[The exercise]
Repeat, exactly and only, the lines from the one containing "Enumerate this screenshot's" to the last line, inclusive; do not repeat the pictures.

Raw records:
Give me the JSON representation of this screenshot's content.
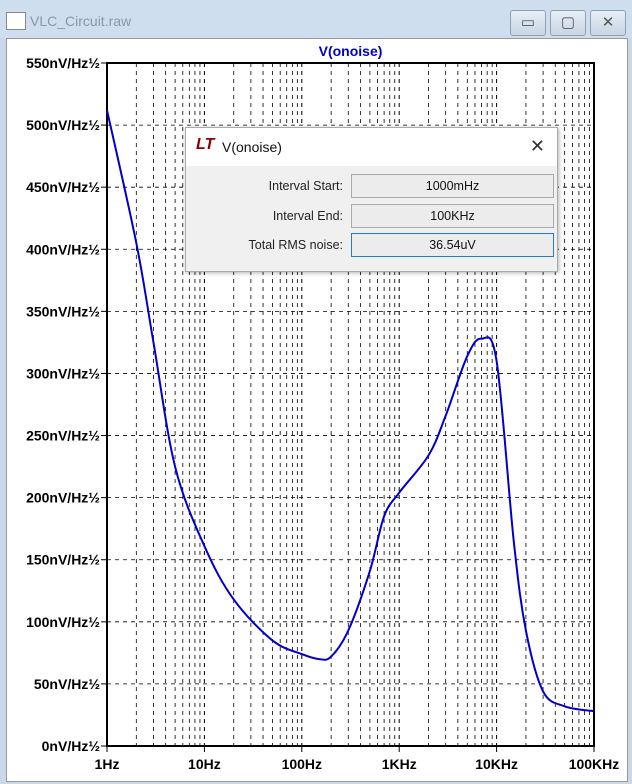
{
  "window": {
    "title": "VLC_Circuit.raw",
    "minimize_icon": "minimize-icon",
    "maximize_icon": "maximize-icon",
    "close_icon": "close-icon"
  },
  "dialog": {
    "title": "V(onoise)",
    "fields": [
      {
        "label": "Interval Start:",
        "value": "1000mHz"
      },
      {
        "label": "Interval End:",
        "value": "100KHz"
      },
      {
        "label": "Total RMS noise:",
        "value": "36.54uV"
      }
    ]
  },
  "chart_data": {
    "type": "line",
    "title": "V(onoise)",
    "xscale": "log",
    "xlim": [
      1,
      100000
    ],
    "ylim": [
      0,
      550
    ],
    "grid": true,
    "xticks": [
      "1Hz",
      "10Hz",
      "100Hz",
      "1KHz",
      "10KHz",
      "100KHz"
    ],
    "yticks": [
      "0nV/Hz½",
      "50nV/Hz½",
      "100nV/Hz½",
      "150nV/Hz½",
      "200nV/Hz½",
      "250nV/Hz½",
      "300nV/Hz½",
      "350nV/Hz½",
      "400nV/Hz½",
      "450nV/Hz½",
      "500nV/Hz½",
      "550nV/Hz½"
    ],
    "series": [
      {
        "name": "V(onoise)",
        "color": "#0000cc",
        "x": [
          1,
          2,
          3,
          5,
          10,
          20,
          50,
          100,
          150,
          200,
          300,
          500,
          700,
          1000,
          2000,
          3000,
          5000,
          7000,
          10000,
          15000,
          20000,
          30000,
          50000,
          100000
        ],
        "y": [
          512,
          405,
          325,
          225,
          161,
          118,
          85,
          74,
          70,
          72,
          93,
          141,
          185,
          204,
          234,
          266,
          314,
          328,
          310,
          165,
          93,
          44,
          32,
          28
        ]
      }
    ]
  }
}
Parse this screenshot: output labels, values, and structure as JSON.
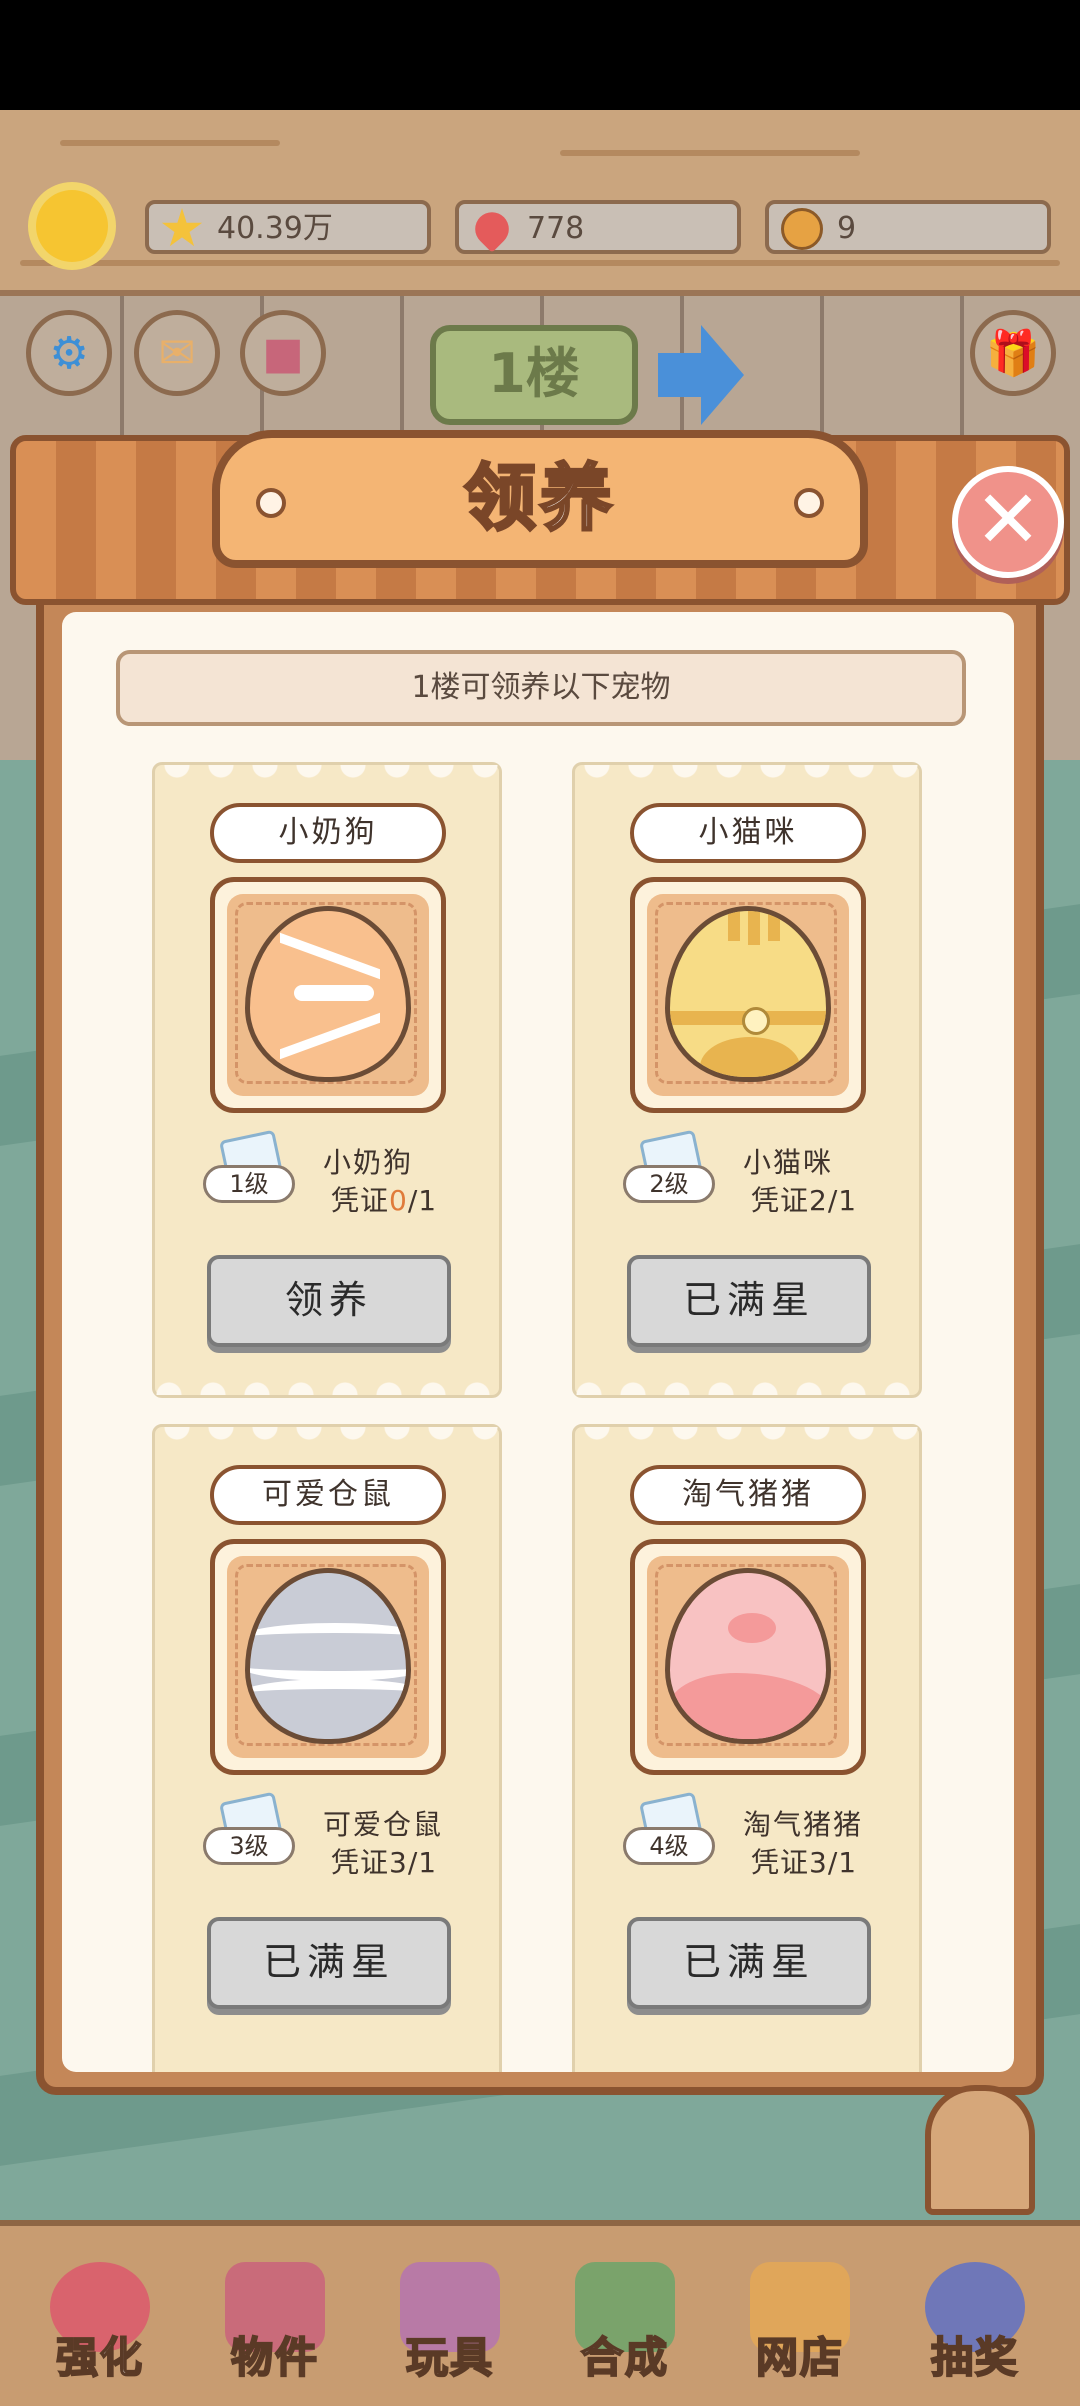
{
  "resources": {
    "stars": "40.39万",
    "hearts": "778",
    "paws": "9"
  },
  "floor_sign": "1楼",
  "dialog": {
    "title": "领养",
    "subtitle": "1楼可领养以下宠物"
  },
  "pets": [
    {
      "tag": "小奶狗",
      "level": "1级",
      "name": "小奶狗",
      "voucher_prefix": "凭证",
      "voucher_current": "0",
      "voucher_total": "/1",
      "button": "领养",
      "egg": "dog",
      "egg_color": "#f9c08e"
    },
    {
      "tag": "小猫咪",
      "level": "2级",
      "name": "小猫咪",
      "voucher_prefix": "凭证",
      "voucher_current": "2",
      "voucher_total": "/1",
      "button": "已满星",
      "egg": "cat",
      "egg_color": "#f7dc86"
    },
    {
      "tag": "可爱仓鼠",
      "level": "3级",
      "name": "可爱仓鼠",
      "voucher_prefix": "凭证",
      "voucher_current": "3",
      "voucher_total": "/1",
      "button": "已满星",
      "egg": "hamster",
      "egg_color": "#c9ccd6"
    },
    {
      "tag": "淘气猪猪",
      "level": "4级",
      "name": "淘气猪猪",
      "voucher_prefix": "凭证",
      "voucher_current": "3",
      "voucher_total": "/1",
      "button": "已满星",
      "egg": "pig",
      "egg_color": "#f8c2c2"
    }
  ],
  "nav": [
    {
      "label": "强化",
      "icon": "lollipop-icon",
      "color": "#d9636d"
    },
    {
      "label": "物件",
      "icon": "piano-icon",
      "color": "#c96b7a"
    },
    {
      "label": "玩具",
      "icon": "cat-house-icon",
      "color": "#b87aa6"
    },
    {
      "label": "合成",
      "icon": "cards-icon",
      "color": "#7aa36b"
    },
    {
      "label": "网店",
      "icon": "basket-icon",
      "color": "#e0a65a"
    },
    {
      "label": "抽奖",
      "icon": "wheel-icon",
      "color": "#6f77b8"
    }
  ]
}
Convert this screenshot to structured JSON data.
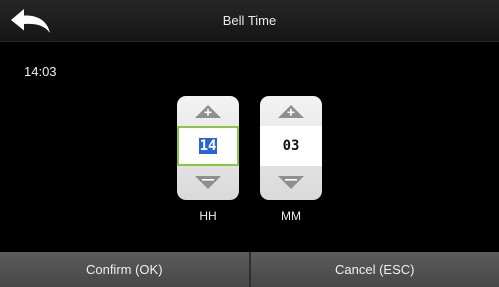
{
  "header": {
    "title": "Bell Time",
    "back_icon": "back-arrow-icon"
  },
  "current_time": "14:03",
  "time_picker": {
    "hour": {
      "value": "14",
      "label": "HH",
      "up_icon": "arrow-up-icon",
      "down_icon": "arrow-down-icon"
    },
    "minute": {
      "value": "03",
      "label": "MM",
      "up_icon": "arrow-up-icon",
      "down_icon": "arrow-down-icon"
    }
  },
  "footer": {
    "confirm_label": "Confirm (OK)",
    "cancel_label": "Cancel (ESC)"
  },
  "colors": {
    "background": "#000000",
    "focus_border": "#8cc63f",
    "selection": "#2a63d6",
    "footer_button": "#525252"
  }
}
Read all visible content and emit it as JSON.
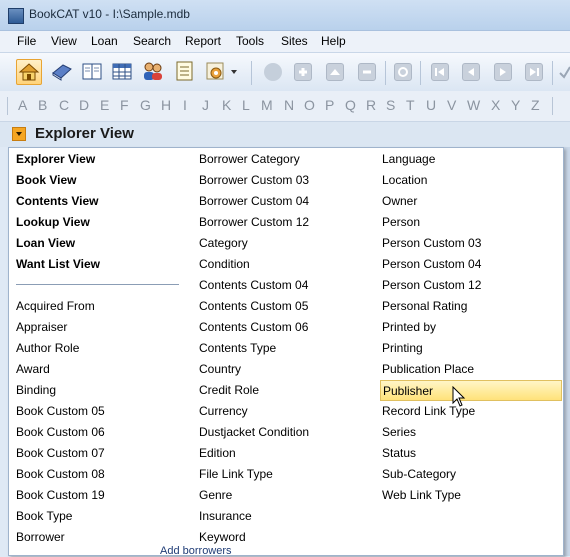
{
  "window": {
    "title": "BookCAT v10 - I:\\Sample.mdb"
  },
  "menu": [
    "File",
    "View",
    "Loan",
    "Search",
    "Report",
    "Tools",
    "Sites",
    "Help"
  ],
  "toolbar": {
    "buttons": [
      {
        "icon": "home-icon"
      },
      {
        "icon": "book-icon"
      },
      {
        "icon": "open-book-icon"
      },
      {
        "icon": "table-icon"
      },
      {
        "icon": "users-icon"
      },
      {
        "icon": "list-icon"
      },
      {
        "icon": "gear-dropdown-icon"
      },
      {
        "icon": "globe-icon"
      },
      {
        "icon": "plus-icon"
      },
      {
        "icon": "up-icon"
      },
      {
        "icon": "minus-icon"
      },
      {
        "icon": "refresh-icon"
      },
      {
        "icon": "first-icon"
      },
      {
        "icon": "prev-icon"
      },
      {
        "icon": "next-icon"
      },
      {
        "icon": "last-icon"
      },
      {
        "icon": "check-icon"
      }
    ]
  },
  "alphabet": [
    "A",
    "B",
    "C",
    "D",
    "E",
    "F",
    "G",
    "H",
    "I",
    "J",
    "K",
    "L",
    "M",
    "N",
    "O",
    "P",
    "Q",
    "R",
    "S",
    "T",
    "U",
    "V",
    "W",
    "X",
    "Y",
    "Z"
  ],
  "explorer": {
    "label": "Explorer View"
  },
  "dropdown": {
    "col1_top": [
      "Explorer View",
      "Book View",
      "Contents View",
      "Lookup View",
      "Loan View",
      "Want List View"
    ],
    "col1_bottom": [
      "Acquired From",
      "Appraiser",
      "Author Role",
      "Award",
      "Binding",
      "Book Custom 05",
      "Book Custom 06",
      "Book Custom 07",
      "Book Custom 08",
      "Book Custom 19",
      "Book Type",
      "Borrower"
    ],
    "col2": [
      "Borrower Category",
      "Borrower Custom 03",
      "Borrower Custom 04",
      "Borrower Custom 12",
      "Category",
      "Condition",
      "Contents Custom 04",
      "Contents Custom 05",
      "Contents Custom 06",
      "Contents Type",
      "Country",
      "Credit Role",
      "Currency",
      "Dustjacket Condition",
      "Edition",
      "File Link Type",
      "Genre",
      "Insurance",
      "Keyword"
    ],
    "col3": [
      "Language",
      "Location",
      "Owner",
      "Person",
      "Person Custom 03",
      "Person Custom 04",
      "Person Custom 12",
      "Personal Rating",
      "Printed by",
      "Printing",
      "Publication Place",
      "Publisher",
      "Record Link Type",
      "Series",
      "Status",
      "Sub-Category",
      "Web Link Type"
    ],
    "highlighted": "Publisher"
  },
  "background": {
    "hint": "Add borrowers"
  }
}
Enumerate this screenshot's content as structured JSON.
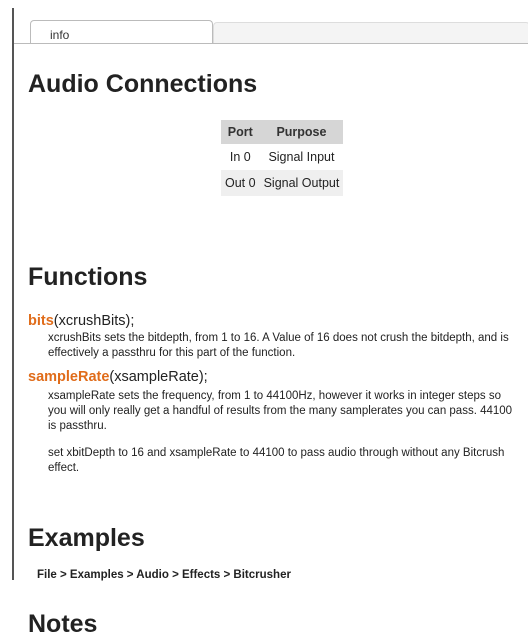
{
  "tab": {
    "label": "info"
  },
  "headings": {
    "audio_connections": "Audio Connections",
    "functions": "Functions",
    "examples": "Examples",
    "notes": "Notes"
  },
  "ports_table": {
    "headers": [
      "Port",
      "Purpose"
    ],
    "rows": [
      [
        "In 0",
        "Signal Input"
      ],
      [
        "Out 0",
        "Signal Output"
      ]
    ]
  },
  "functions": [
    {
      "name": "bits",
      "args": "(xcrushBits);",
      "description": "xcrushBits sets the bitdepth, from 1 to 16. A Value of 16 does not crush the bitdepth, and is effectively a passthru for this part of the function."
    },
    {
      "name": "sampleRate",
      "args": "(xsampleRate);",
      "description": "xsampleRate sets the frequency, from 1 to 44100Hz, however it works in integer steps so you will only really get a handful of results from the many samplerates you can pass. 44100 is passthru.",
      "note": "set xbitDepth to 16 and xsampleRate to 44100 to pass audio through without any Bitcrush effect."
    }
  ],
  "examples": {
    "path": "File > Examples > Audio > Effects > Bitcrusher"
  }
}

[Output for this task]
Enumerate this screenshot's content as structured JSON.
{
  "tab": {
    "label": "info"
  },
  "headings": {
    "audio_connections": "Audio Connections",
    "functions": "Functions",
    "examples": "Examples",
    "notes": "Notes"
  },
  "ports_table": {
    "headers": [
      "Port",
      "Purpose"
    ],
    "rows": [
      [
        "In 0",
        "Signal Input"
      ],
      [
        "Out 0",
        "Signal Output"
      ]
    ]
  },
  "functions": [
    {
      "name": "bits",
      "args": "(xcrushBits);",
      "description": "xcrushBits sets the bitdepth, from 1 to 16. A Value of 16 does not crush the bitdepth, and is effectively a passthru for this part of the function."
    },
    {
      "name": "sampleRate",
      "args": "(xsampleRate);",
      "description": "xsampleRate sets the frequency, from 1 to 44100Hz, however it works in integer steps so you will only really get a handful of results from the many samplerates you can pass. 44100 is passthru.",
      "note": "set xbitDepth to 16 and xsampleRate to 44100 to pass audio through without any Bitcrush effect."
    }
  ],
  "examples": {
    "path": "File > Examples > Audio > Effects > Bitcrusher"
  }
}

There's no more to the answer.